Search the entries below. Return every line that has "close" in it.

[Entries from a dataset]
____________________
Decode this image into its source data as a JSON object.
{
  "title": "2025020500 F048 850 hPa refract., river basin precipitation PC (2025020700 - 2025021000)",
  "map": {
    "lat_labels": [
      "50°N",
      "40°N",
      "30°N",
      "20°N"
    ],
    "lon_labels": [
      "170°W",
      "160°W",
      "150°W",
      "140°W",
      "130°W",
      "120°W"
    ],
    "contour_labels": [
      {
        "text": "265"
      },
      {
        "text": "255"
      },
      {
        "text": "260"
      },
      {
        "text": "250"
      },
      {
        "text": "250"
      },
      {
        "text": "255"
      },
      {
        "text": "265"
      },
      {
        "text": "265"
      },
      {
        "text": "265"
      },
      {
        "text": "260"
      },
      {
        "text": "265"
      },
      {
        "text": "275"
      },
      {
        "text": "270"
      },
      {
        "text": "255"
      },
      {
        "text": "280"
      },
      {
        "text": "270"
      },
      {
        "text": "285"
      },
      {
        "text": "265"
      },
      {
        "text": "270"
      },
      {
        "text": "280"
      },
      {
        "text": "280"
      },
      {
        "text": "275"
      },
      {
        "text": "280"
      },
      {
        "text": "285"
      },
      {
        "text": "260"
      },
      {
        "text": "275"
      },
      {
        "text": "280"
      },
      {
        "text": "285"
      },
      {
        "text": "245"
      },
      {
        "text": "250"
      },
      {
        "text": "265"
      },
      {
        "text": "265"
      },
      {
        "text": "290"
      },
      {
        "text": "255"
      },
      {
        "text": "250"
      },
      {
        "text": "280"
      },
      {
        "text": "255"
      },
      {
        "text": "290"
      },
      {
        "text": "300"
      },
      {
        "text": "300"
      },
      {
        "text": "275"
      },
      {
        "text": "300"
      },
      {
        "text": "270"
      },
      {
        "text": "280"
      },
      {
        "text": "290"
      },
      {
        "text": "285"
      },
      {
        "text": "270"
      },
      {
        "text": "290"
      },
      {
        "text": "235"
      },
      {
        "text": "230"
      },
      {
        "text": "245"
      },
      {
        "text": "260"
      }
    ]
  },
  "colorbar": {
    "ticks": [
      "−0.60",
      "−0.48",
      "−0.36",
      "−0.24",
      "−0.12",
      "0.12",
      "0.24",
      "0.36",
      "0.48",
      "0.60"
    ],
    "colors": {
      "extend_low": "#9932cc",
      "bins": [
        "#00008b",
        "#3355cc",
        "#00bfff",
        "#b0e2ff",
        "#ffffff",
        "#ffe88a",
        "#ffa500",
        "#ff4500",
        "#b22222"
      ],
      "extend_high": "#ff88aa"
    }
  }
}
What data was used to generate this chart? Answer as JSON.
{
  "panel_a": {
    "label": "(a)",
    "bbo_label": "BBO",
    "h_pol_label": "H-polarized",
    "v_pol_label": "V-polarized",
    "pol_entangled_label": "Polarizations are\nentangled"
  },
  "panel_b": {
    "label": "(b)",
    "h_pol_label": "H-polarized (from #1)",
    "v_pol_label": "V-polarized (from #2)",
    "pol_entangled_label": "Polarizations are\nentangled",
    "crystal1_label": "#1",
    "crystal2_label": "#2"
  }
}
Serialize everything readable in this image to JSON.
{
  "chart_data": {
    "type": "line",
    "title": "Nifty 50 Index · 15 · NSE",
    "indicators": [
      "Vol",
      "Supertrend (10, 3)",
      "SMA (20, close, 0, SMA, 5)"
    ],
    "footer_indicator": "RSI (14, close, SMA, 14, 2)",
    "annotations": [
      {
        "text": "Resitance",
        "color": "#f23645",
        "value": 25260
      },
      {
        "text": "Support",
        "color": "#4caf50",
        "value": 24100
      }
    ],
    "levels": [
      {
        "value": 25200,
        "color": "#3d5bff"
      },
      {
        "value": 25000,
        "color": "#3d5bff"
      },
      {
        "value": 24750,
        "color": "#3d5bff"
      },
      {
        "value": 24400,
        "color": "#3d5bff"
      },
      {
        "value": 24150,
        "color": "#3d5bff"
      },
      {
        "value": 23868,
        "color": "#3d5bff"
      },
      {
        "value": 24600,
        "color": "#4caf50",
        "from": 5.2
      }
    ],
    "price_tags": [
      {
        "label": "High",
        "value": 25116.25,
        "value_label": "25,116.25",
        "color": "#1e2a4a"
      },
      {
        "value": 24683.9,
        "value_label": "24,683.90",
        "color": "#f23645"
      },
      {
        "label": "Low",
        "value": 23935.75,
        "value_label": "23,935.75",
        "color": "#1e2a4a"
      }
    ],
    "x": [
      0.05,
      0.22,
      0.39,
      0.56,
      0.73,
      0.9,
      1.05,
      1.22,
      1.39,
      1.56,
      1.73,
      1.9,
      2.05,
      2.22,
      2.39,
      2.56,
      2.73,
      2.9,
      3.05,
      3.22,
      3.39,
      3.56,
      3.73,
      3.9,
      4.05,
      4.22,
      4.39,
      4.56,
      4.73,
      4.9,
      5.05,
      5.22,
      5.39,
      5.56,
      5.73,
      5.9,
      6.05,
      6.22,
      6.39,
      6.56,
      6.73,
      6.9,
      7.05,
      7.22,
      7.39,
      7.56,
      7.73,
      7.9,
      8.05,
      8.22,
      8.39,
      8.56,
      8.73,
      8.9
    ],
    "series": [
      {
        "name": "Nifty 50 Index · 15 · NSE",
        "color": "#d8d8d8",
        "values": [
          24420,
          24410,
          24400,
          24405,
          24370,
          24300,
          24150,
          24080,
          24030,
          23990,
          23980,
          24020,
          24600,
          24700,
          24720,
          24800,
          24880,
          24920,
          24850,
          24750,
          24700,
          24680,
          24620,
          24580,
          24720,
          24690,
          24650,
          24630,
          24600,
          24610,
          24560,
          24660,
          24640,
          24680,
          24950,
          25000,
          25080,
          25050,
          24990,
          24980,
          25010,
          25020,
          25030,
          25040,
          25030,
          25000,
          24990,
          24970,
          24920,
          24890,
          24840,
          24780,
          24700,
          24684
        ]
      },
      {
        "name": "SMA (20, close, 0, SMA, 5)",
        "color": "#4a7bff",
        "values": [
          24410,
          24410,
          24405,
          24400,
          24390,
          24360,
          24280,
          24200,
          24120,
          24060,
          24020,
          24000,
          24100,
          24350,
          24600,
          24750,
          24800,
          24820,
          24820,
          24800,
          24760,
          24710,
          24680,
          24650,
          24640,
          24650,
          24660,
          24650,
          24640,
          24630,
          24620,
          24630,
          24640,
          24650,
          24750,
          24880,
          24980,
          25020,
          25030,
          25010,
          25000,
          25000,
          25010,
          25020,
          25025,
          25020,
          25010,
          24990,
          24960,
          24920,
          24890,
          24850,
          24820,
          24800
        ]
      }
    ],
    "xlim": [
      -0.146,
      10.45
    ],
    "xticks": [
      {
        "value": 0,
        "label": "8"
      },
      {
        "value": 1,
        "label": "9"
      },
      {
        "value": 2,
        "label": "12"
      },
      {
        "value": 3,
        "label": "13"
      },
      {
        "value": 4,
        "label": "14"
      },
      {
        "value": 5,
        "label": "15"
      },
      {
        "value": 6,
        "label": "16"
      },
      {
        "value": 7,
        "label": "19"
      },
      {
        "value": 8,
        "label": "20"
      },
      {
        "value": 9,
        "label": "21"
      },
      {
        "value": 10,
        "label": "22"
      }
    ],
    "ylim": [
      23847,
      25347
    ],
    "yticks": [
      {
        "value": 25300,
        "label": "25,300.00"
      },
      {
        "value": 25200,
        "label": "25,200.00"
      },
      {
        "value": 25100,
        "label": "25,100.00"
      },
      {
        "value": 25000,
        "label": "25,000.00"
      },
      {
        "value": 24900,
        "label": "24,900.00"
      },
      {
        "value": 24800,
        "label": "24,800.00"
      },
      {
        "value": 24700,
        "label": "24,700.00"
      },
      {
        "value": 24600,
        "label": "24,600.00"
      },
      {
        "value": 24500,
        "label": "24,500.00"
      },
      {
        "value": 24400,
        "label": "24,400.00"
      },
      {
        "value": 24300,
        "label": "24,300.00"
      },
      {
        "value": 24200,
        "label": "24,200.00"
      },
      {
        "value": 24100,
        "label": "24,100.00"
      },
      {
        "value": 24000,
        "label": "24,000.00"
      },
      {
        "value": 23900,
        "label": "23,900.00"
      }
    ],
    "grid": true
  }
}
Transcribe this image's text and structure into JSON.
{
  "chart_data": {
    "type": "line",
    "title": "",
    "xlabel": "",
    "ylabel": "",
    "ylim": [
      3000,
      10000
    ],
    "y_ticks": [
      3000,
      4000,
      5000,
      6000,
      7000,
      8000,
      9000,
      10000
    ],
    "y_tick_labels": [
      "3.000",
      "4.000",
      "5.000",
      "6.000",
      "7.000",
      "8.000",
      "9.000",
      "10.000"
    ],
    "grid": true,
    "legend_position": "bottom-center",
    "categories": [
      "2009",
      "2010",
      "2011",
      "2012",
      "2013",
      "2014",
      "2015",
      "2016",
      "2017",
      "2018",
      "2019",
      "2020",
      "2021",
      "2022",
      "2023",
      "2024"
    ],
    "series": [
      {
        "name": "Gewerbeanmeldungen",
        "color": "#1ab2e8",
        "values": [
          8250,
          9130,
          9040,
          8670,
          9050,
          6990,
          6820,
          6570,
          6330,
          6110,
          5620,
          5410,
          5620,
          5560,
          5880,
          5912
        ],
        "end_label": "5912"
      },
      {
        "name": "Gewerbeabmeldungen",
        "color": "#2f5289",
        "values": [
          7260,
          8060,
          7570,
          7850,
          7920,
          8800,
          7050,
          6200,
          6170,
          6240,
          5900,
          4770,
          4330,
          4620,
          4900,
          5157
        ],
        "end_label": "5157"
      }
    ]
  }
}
____________________
## WRITTEN ANSWER:
      "SMA (20, close, 0, SMA, 5)"
    "footer_indicator": "RSI (14, close, SMA, 14, 2)",
        "name": "SMA (20, close, 0, SMA, 5)",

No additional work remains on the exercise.